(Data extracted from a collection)
-- START --

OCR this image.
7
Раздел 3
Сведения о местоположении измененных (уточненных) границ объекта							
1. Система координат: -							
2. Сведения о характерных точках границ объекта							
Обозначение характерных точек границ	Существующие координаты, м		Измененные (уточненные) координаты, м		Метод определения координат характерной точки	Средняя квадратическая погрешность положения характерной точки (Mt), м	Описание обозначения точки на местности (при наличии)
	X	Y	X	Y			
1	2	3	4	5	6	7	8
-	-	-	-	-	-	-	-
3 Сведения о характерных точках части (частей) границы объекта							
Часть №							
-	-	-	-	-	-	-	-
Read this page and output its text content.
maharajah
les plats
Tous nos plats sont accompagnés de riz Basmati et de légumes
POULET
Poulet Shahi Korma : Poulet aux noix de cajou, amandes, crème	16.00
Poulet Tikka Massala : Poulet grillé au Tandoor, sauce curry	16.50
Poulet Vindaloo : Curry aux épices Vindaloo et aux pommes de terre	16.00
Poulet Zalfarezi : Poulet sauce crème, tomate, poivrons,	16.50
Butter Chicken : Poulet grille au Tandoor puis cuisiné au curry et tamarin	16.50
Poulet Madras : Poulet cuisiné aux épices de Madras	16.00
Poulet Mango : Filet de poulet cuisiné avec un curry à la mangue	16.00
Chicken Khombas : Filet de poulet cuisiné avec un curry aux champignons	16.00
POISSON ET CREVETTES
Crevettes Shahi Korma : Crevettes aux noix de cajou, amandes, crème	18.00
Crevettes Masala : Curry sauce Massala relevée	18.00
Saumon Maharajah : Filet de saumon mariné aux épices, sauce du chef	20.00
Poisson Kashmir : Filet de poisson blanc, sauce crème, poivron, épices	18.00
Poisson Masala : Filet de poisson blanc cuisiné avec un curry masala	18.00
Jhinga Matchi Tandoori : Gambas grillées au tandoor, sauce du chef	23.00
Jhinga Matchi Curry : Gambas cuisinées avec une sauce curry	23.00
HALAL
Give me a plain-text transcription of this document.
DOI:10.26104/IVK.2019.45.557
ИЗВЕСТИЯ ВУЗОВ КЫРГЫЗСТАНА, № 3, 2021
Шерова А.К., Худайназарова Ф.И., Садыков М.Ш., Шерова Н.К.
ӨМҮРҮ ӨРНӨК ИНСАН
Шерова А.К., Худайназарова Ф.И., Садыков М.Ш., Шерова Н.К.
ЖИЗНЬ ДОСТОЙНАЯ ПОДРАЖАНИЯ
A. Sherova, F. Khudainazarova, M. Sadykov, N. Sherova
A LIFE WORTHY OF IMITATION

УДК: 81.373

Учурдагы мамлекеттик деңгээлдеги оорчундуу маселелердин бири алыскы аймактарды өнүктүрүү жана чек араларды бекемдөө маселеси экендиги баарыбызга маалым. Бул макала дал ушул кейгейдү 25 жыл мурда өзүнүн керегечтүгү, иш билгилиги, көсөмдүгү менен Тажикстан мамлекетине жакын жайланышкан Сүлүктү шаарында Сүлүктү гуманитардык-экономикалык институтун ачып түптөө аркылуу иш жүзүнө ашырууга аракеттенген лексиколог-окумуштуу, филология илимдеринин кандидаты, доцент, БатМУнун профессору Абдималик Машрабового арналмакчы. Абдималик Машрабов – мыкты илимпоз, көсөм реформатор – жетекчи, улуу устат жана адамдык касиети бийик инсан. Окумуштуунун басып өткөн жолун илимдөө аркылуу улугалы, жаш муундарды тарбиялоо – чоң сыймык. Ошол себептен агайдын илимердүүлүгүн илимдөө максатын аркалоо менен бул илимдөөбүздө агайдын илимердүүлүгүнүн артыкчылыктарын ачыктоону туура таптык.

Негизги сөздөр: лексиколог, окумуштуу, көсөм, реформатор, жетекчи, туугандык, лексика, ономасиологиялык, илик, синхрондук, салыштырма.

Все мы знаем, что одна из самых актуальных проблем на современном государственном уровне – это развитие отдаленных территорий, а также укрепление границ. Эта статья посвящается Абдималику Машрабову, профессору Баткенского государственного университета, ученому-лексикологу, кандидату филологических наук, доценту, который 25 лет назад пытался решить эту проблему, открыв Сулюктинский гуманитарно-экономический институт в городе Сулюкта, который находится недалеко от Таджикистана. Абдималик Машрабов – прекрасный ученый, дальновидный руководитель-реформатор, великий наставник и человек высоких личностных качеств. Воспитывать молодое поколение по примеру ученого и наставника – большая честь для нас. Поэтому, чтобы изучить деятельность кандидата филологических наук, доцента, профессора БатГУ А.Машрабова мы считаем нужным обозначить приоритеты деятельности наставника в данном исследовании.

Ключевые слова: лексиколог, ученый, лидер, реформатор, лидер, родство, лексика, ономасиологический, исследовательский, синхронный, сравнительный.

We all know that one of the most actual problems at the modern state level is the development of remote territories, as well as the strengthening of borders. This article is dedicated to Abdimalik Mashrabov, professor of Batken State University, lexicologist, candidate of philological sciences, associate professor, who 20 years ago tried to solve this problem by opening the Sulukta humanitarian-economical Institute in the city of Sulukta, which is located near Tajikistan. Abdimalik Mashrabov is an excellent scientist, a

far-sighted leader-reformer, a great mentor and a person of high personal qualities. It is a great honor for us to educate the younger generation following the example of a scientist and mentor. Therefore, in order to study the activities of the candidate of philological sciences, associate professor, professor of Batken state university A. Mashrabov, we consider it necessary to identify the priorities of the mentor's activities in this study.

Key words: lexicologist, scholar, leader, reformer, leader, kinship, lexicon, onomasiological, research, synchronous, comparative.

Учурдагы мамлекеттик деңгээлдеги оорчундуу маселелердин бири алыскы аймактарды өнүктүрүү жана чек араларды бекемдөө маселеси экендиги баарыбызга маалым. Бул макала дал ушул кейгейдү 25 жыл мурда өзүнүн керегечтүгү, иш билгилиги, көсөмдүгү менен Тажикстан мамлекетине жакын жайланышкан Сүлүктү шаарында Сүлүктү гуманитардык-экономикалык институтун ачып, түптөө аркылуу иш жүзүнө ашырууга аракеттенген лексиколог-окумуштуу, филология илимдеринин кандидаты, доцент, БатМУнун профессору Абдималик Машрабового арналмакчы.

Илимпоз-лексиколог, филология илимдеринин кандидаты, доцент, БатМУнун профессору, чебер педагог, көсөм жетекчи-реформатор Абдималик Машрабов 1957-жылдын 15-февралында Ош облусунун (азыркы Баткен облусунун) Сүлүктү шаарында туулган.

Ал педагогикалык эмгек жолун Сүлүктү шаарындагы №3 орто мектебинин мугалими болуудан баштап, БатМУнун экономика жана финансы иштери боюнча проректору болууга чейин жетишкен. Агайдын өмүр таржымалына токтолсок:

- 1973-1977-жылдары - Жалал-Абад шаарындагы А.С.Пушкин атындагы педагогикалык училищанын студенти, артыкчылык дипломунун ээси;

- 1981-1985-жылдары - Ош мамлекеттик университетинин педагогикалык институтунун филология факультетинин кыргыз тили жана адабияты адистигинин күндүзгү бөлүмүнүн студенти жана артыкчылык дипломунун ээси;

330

-- END --

Please reproduce the entire listing, exactly as shown.

Output of the exercise:
OCR this image.
7
Раздел 3
Сведения о местоположении измененных (уточненных) границ объекта							
1. Система координат: -							
2. Сведения о характерных точках границ объекта							
Обозначение характерных точек границ	Существующие координаты, м		Измененные (уточненные) координаты, м		Метод определения координат характерной точки	Средняя квадратическая погрешность положения характерной точки (Mt), м	Описание обозначения точки на местности (при наличии)
	X	Y	X	Y			
1	2	3	4	5	6	7	8
-	-	-	-	-	-	-	-
3 Сведения о характерных точках части (частей) границы объекта							
Часть №							
-	-	-	-	-	-	-	-
Read this page and output its text content.
maharajah
les plats
Tous nos plats sont accompagnés de riz Basmati et de légumes
POULET
Poulet Shahi Korma : Poulet aux noix de cajou, amandes, crème	16.00
Poulet Tikka Massala : Poulet grillé au Tandoor, sauce curry	16.50
Poulet Vindaloo : Curry aux épices Vindaloo et aux pommes de terre	16.00
Poulet Zalfarezi : Poulet sauce crème, tomate, poivrons,	16.50
Butter Chicken : Poulet grille au Tandoor puis cuisiné au curry et tamarin	16.50
Poulet Madras : Poulet cuisiné aux épices de Madras	16.00
Poulet Mango : Filet de poulet cuisiné avec un curry à la mangue	16.00
Chicken Khombas : Filet de poulet cuisiné avec un curry aux champignons	16.00
POISSON ET CREVETTES
Crevettes Shahi Korma : Crevettes aux noix de cajou, amandes, crème	18.00
Crevettes Masala : Curry sauce Massala relevée	18.00
Saumon Maharajah : Filet de saumon mariné aux épices, sauce du chef	20.00
Poisson Kashmir : Filet de poisson blanc, sauce crème, poivron, épices	18.00
Poisson Masala : Filet de poisson blanc cuisiné avec un curry masala	18.00
Jhinga Matchi Tandoori : Gambas grillées au tandoor, sauce du chef	23.00
Jhinga Matchi Curry : Gambas cuisinées avec une sauce curry	23.00
HALAL
Give me a plain-text transcription of this document.
DOI:10.26104/IVK.2019.45.557
ИЗВЕСТИЯ ВУЗОВ КЫРГЫЗСТАНА, № 3, 2021
Шерова А.К., Худайназарова Ф.И., Садыков М.Ш., Шерова Н.К.
ӨМҮРҮ ӨРНӨК ИНСАН
Шерова А.К., Худайназарова Ф.И., Садыков М.Ш., Шерова Н.К.
ЖИЗНЬ ДОСТОЙНАЯ ПОДРАЖАНИЯ
A. Sherova, F. Khudainazarova, M. Sadykov, N. Sherova
A LIFE WORTHY OF IMITATION

УДК: 81.373

Учурдагы мамлекеттик деңгээлдеги оорчундуу маселелердин бири алыскы аймактарды өнүктүрүү жана чек араларды бекемдөө маселеси экендиги баарыбызга маалым. Бул макала дал ушул кейгейдү 25 жыл мурда өзүнүн керегечтүгү, иш билгилиги, көсөмдүгү менен Тажикстан мамлекетине жакын жайланышкан Сүлүктү шаарында Сүлүктү гуманитардык-экономикалык институтун ачып түптөө аркылуу иш жүзүнө ашырууга аракеттенген лексиколог-окумуштуу, филология илимдеринин кандидаты, доцент, БатМУнун профессору Абдималик Машрабового арналмакчы. Абдималик Машрабов – мыкты илимпоз, көсөм реформатор – жетекчи, улуу устат жана адамдык касиети бийик инсан. Окумуштуунун басып өткөн жолун илимдөө аркылуу улугалы, жаш муундарды тарбиялоо – чоң сыймык. Ошол себептен агайдын илимердүүлүгүн илимдөө максатын аркалоо менен бул илимдөөбүздө агайдын илимердүүлүгүнүн артыкчылыктарын ачыктоону туура таптык.

Негизги сөздөр: лексиколог, окумуштуу, көсөм, реформатор, жетекчи, туугандык, лексика, ономасиологиялык, илик, синхрондук, салыштырма.

Все мы знаем, что одна из самых актуальных проблем на современном государственном уровне – это развитие отдаленных территорий, а также укрепление границ. Эта статья посвящается Абдималику Машрабову, профессору Баткенского государственного университета, ученому-лексикологу, кандидату филологических наук, доценту, который 25 лет назад пытался решить эту проблему, открыв Сулюктинский гуманитарно-экономический институт в городе Сулюкта, который находится недалеко от Таджикистана. Абдималик Машрабов – прекрасный ученый, дальновидный руководитель-реформатор, великий наставник и человек высоких личностных качеств. Воспитывать молодое поколение по примеру ученого и наставника – большая честь для нас. Поэтому, чтобы изучить деятельность кандидата филологических наук, доцента, профессора БатГУ А.Машрабова мы считаем нужным обозначить приоритеты деятельности наставника в данном исследовании.

Ключевые слова: лексиколог, ученый, лидер, реформатор, лидер, родство, лексика, ономасиологический, исследовательский, синхронный, сравнительный.

We all know that one of the most actual problems at the modern state level is the development of remote territories, as well as the strengthening of borders. This article is dedicated to Abdimalik Mashrabov, professor of Batken State University, lexicologist, candidate of philological sciences, associate professor, who 20 years ago tried to solve this problem by opening the Sulukta humanitarian-economical Institute in the city of Sulukta, which is located near Tajikistan. Abdimalik Mashrabov is an excellent scientist, a

far-sighted leader-reformer, a great mentor and a person of high personal qualities. It is a great honor for us to educate the younger generation following the example of a scientist and mentor. Therefore, in order to study the activities of the candidate of philological sciences, associate professor, professor of Batken state university A. Mashrabov, we consider it necessary to identify the priorities of the mentor's activities in this study.

Key words: lexicologist, scholar, leader, reformer, leader, kinship, lexicon, onomasiological, research, synchronous, comparative.

Учурдагы мамлекеттик деңгээлдеги оорчундуу маселелердин бири алыскы аймактарды өнүктүрүү жана чек араларды бекемдөө маселеси экендиги баарыбызга маалым. Бул макала дал ушул кейгейдү 25 жыл мурда өзүнүн керегечтүгү, иш билгилиги, көсөмдүгү менен Тажикстан мамлекетине жакын жайланышкан Сүлүктү шаарында Сүлүктү гуманитардык-экономикалык институтун ачып, түптөө аркылуу иш жүзүнө ашырууга аракеттенген лексиколог-окумуштуу, филология илимдеринин кандидаты, доцент, БатМУнун профессору Абдималик Машрабового арналмакчы.

Илимпоз-лексиколог, филология илимдеринин кандидаты, доцент, БатМУнун профессору, чебер педагог, көсөм жетекчи-реформатор Абдималик Машрабов 1957-жылдын 15-февралында Ош облусунун (азыркы Баткен облусунун) Сүлүктү шаарында туулган.

Ал педагогикалык эмгек жолун Сүлүктү шаарындагы №3 орто мектебинин мугалими болуудан баштап, БатМУнун экономика жана финансы иштери боюнча проректору болууга чейин жетишкен. Агайдын өмүр таржымалына токтолсок:

- 1973-1977-жылдары - Жалал-Абад шаарындагы А.С.Пушкин атындагы педагогикалык училищанын студенти, артыкчылык дипломунун ээси;

- 1981-1985-жылдары - Ош мамлекеттик университетинин педагогикалык институтунун филология факультетинин кыргыз тили жана адабияты адистигинин күндүзгү бөлүмүнүн студенти жана артыкчылык дипломунун ээси;

330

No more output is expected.